— Текст отрывка —
%%

А потом на эстраду выходил статный, плечистый человек с твердым подбородком и орлиным носом и предлагал убедиться зрителям, что кусок материи, который он держит в руках, действительно целый и без отверстий. Затем он подходил к клавесину и покрывал материей клавиатуру. Юный музыкант садился за инструмент и в быстром темпе исполнял несколько танцев.
Потом на возвышение поднимались некоторые из слушателей. Отец завязывал сыну глаза платком, поворачивал мальчика лицом к залу, удалялся в противоположный угол эстрады. Господа же, вышедшие на эстраду, ударяли пальцами по клавишам, извлекая из клавесина отдельные ноты и аккорды, вынимали из жилетных карманов часы и заставляли их звонить, ударяли по расставленным на крышке инструмента рюмкам, а мальчик мгновенно, без запинки называл все прозвучавшие ноты.

%%

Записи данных

%%

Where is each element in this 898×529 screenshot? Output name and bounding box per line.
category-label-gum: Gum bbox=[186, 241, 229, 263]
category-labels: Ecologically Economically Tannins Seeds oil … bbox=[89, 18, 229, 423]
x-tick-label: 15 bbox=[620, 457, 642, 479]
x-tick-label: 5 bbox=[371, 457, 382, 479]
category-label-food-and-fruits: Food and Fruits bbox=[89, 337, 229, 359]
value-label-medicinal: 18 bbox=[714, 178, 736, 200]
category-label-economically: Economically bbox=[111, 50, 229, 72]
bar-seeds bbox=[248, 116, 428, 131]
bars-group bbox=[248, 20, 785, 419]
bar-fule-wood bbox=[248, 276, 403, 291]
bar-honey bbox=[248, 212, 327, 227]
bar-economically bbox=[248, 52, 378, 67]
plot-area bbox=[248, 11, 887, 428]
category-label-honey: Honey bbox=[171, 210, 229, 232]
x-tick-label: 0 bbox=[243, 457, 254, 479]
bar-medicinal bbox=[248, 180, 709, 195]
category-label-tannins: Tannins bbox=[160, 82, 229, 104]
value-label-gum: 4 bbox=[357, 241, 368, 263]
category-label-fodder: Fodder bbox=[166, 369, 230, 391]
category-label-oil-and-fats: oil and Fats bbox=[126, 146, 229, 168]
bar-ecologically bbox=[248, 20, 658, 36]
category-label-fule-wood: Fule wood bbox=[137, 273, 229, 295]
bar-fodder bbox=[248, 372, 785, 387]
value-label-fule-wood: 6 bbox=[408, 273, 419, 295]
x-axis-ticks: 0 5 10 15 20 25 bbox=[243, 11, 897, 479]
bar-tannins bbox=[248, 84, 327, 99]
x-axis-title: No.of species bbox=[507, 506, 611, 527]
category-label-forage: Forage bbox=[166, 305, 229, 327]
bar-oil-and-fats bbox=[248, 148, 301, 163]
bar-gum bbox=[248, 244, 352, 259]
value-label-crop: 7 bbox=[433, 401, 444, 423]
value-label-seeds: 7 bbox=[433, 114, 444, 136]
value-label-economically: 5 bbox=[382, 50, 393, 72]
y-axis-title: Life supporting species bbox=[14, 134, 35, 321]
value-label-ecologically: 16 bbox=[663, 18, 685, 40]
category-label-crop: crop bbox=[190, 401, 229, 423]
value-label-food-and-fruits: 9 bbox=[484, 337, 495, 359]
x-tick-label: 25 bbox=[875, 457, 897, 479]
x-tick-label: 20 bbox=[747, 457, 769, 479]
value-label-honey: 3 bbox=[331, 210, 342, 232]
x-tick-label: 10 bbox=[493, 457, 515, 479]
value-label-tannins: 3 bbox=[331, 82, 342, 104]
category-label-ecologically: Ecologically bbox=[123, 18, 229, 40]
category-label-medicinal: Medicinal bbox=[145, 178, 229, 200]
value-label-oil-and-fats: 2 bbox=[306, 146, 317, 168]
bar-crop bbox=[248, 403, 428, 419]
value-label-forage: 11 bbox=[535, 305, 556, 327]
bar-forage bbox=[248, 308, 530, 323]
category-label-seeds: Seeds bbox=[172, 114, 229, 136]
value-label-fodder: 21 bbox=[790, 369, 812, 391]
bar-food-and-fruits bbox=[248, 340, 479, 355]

%%

— Задания —
A - Ответьте коротко на вопросы по отрывку о юном музыканте.
(i) Чем человек с орлиным носом покрывал клавиатуру клавесина?
(ii) Чем отец завязывал сыну глаза?
(iii) Что господа, вышедшие на эстраду, вынимали из жилетных карманов?
B - Представьте строки записей от самого начала до строки с "value-label-medicinal: 18 bbox=[714, 178, 736, 200]" включительно в виде таблицы Markdown со столбцами «Номер» и «Строка». Пустые строки пропустите.
Текст отрывка и записи никак не связаны между собой.

— Ответы по заданиям —
A -
(i) Куском материи.
(ii) Платком.
(iii) Часы.

B -
| Номер | Строка |
|---|---|
| 1 | Where is each element in this 898×529 screenshot? Output name and bounding box per line. |
| 2 | category-label-gum: Gum bbox=[186, 241, 229, 263] |
| 3 | category-labels: Ecologically Economically Tannins Seeds oil … bbox=[89, 18, 229, 423] |
| 4 | x-tick-label: 15 bbox=[620, 457, 642, 479] |
| 5 | x-tick-label: 5 bbox=[371, 457, 382, 479] |
| 6 | category-label-food-and-fruits: Food and Fruits bbox=[89, 337, 229, 359] |
| 7 | value-label-medicinal: 18 bbox=[714, 178, 736, 200] |